Start of Record extracts
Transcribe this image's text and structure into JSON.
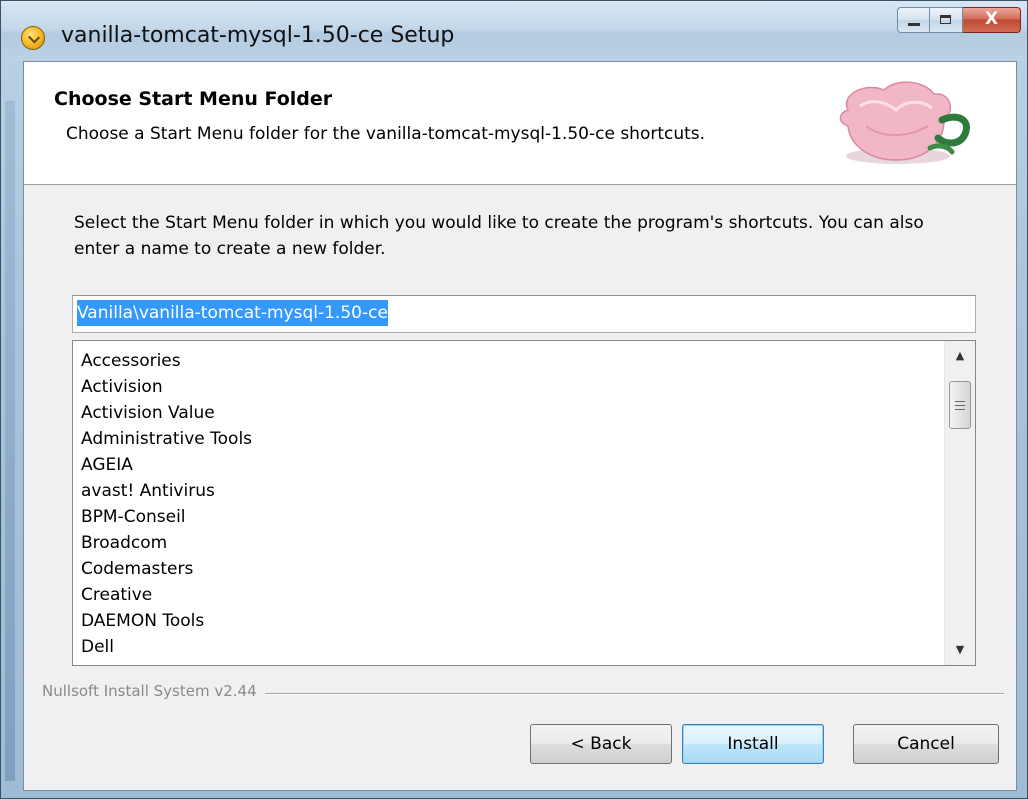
{
  "window": {
    "title": "vanilla-tomcat-mysql-1.50-ce Setup",
    "caption_buttons": {
      "minimize_icon": "minimize-icon",
      "maximize_icon": "maximize-icon",
      "close_glyph": "X"
    }
  },
  "header": {
    "title": "Choose Start Menu Folder",
    "subtitle": "Choose a Start Menu folder for the vanilla-tomcat-mysql-1.50-ce shortcuts.",
    "image": "teacup-image"
  },
  "body": {
    "instructions": "Select the Start Menu folder in which you would like to create the program's shortcuts. You can also enter a name to create a new folder.",
    "folder_input": {
      "value": "Vanilla\\vanilla-tomcat-mysql-1.50-ce"
    },
    "folders": [
      "Accessories",
      "Activision",
      "Activision Value",
      "Administrative Tools",
      "AGEIA",
      "avast! Antivirus",
      "BPM-Conseil",
      "Broadcom",
      "Codemasters",
      "Creative",
      "DAEMON Tools",
      "Dell"
    ]
  },
  "footer": {
    "brand": "Nullsoft Install System v2.44",
    "back_label": "< Back",
    "install_label": "Install",
    "cancel_label": "Cancel"
  },
  "colors": {
    "selection": "#3399ff",
    "default_button_border": "#3c7fb1"
  }
}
End of Record extracts
## What needs to be done
Set down, word for word, the full listing above, and carry over no pictures.

## Problem solution
Transcribe this image's text and structure into JSON.
{
  "window": {
    "title": "vanilla-tomcat-mysql-1.50-ce Setup",
    "caption_buttons": {
      "minimize_icon": "minimize-icon",
      "maximize_icon": "maximize-icon",
      "close_glyph": "X"
    }
  },
  "header": {
    "title": "Choose Start Menu Folder",
    "subtitle": "Choose a Start Menu folder for the vanilla-tomcat-mysql-1.50-ce shortcuts.",
    "image": "teacup-image"
  },
  "body": {
    "instructions": "Select the Start Menu folder in which you would like to create the program's shortcuts. You can also enter a name to create a new folder.",
    "folder_input": {
      "value": "Vanilla\\vanilla-tomcat-mysql-1.50-ce"
    },
    "folders": [
      "Accessories",
      "Activision",
      "Activision Value",
      "Administrative Tools",
      "AGEIA",
      "avast! Antivirus",
      "BPM-Conseil",
      "Broadcom",
      "Codemasters",
      "Creative",
      "DAEMON Tools",
      "Dell"
    ]
  },
  "footer": {
    "brand": "Nullsoft Install System v2.44",
    "back_label": "< Back",
    "install_label": "Install",
    "cancel_label": "Cancel"
  },
  "colors": {
    "selection": "#3399ff",
    "default_button_border": "#3c7fb1"
  }
}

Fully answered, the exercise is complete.